→ Written problem
Locate every line in the material below that has the word "movements". Copy each of those lines.

→ Dataset entries
>> Start

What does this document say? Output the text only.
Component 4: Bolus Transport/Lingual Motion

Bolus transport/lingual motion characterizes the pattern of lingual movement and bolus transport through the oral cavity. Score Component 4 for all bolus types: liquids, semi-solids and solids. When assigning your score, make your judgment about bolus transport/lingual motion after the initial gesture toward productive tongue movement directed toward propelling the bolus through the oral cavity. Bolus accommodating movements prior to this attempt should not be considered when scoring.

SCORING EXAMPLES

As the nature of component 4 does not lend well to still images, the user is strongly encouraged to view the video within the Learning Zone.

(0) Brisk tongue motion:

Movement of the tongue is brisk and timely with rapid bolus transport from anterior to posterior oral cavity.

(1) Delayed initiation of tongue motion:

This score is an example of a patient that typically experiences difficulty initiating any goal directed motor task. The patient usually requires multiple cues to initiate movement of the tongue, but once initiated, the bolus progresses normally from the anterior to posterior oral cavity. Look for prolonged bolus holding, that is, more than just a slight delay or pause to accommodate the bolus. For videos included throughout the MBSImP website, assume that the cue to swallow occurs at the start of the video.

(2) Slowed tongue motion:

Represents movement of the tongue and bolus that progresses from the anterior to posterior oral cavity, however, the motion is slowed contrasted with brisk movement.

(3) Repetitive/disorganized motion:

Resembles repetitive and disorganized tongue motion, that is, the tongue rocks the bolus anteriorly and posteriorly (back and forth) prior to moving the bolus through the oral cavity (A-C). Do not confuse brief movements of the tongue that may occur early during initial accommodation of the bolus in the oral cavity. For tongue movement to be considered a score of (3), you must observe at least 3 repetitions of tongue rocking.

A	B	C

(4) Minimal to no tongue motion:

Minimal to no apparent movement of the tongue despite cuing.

>> End

→ Solution for this problem
Bolus transport/lingual motion characterizes the pattern of lingual movement and bolus transport through the oral cavity. Score Component 4 for all bolus types: liquids, semi-solids and solids. When assigning your score, make your judgment about bolus transport/lingual motion after the initial gesture toward productive tongue movement directed toward propelling the bolus through the oral cavity. Bolus accommodating movements prior to this attempt should not be considered when scoring.
Resembles repetitive and disorganized tongue motion, that is, the tongue rocks the bolus anteriorly and posteriorly (back and forth) prior to moving the bolus through the oral cavity (A-C). Do not confuse brief movements of the tongue that may occur early during initial accommodation of the bolus in the oral cavity. For tongue movement to be considered a score of (3), you must observe at least 3 repetitions of tongue rocking.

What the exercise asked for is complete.